VORGEGEBENER TEXT =

# # # # #

Wer Antworten sucht, fährt nach Marzahn
In Marzahn lächelt kurz vorm Carrée Pazderski zwischen den Plattenbauten vom Laternenmast. Die Rechtspopulisten wollen die CDU, die als traditionelle Aussiedlerpartei gilt, in der Gunst der Russlanddeutschen ablösen. Bei früheren Landtagswahlen fuhr die AfD in russisch geprägten Gegenden hohe Ergebnisse ein.
Kann dieser Plan auch in Berlin aufgehen? Wer Antworten darauf sucht, muss zunächst verstehen, wer diese Menschen sind, die nicht nur im Osten der Stadt, sondern auch etwa in Spandau – oftmals sehr gut integriert – leben.
Wenn in Deutschland von Russlanddeutschen die Rede ist, sind in der Regel Aussiedler und Spätaussiedler gemeint, die aus Staaten der ehemaligen Sowjetunion eingewandert sind und die dann die deutsche Staatsbürgerschaft erhalten haben. Menschen, die Deutschland nur aus Erzählungen ihrer Vorfahren kannten. Auch Wolf zählt dazu. Er kam 1998 von Sibirien nach Deutschland, seine Vorfahren stammen aus Bayern. „Mein Blut ist deutsch, man Stammbaum besteht aus Deutschen, ich fühle mich als Deutscher“, sagt er.
Eine nationale und konservative Ader
Wolfs Einstellung ist typisch. „Russlanddeutsche fühlen sich häufig mit Deutschland sehr verbunden. Sie sind Patrioten mit einer nationalen und konservativen Ader“, sagt Burkard Dregger, integrationspolitischer Sprecher der CDU-Fraktion im Abgeordnetenhaus. Auch seine Partei bemüht sich um die Russlanddeutschen. So hat die CDU etwa ein Landesnetzwerk Aussiedler gegründet. Zudem treten für die CDU fünf Russlanddeutsche bei den Abgeordnetenhaus- und BVV-Wahlen an. Als Aussiedlerpartei gilt die CDU, weil sie unter Helmut Kohl die Einbürgerung der Russlanddeutschen möglich machte.

# # # # #

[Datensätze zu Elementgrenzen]

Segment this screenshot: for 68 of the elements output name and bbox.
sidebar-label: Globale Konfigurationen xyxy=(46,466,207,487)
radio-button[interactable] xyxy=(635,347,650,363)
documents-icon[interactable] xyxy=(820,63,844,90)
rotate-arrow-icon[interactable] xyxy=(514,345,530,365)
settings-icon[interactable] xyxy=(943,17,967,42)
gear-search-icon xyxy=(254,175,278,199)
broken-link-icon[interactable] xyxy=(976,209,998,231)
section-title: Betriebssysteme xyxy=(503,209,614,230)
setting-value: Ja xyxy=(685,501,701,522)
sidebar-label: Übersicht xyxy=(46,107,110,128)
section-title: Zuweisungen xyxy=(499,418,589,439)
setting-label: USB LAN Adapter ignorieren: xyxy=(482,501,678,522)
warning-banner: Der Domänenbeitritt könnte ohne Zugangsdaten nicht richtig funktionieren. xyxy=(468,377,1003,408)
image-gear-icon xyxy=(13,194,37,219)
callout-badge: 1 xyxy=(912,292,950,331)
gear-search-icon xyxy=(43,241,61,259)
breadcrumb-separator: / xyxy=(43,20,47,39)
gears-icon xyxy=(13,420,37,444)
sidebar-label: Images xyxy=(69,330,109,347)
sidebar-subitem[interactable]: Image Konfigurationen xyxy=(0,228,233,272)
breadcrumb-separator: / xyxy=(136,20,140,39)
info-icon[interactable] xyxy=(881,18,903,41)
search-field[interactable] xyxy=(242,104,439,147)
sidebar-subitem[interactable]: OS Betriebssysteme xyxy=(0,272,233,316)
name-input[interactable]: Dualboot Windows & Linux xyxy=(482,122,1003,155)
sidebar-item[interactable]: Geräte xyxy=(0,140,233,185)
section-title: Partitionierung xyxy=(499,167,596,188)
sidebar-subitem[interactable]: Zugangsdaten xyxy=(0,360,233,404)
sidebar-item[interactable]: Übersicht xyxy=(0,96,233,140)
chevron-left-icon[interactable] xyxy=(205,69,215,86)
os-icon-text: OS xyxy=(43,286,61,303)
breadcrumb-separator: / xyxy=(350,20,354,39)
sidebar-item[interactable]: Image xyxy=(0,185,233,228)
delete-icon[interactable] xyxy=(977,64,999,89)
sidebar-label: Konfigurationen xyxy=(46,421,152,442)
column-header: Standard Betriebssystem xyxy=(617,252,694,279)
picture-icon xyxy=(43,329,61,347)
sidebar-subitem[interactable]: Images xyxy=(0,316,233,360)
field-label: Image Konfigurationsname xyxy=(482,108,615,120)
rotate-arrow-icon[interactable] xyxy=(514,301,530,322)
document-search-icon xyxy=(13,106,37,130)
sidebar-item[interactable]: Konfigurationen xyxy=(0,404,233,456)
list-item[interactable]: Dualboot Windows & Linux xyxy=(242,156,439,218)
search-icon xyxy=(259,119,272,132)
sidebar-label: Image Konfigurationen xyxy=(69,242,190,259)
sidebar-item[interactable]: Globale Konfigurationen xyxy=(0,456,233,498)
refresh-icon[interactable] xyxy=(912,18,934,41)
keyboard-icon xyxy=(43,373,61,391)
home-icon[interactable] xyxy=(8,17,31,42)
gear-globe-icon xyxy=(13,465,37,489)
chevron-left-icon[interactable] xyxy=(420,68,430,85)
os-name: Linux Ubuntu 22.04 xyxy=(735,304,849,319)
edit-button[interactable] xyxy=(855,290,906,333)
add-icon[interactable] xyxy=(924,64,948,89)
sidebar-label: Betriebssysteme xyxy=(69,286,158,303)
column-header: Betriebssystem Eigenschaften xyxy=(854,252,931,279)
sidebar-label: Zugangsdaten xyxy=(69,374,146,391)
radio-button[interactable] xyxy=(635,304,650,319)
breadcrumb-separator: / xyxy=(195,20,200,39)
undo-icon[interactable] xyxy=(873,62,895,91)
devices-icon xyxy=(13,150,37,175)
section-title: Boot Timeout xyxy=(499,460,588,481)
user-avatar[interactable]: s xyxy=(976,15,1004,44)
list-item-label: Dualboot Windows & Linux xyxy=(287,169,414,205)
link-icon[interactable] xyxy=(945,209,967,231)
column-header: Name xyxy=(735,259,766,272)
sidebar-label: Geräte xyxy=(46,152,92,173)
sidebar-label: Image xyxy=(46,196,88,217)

# # # # #

AUFGABEN =
[a] Beantworte diese Fragen zum Text über Russlanddeutsche in Berlin:
(i) In welchem Jahr und von wo kam Wolf nach Deutschland?
(ii) Welches Netzwerk hat die CDU gegründet?
(iii) Wie viele Russlanddeutsche kandidieren für die CDU bei den Abgeordnetenhaus- und BVV-Wahlen?
[b] Schreib den Text über Russlanddeutsche in Berlin im Anschluss an seinen letzten Satz weiter.
Die Datensätze stammen aus einer anderen Quelle.

LÖSUNGEN =
[a]
(i) 1998, aus Sibirien.
(ii) Ein Landesnetzwerk Aussiedler.
(iii) Fünf.

[b]
Die AfD betont die Gemeinsamkeiten
Aber der 40-jährige Wolf hat das Gefühl, dass sich die Politik nicht um die Interessen der Bürger kümmert. Dass Wahlversprechen nicht eingehalten werden. Und dass zwischen den großen Parteien kaum noch Unterschiede bestehen. Wer sich hier im Carrée umhört – Supermarkt, Lottoladen, Reisebüro, Änderungsschneiderei, alle betrieben von Russlanddeutschen – erlebt bei vielen eine ähnliche Resignation. Nur dass eben keiner so offen darüber reden will.
Auch die Flüchtlinge machen Alexander Wolf Sorgen – es seien zu viele gekommen, sagt er, die Regierung habe keinen Plan für deren Unterbringung und Registrierung gehabt. „Mittlerweile fühle ich mich in Berlin nicht mehr sicher. Ich habe Angst um meine 17-jährige Tochter“, sagt er. Befeuert wurden solche Befürchtungen unter Russlanddeutschen auch, als russische Medien im „Fall Lisa“ verbreitet hatten, Flüchtlinge hätten das Mädchen vergewaltigt – was sich als falsch herausstellte.
"Die AfD spielt die nationale Karte"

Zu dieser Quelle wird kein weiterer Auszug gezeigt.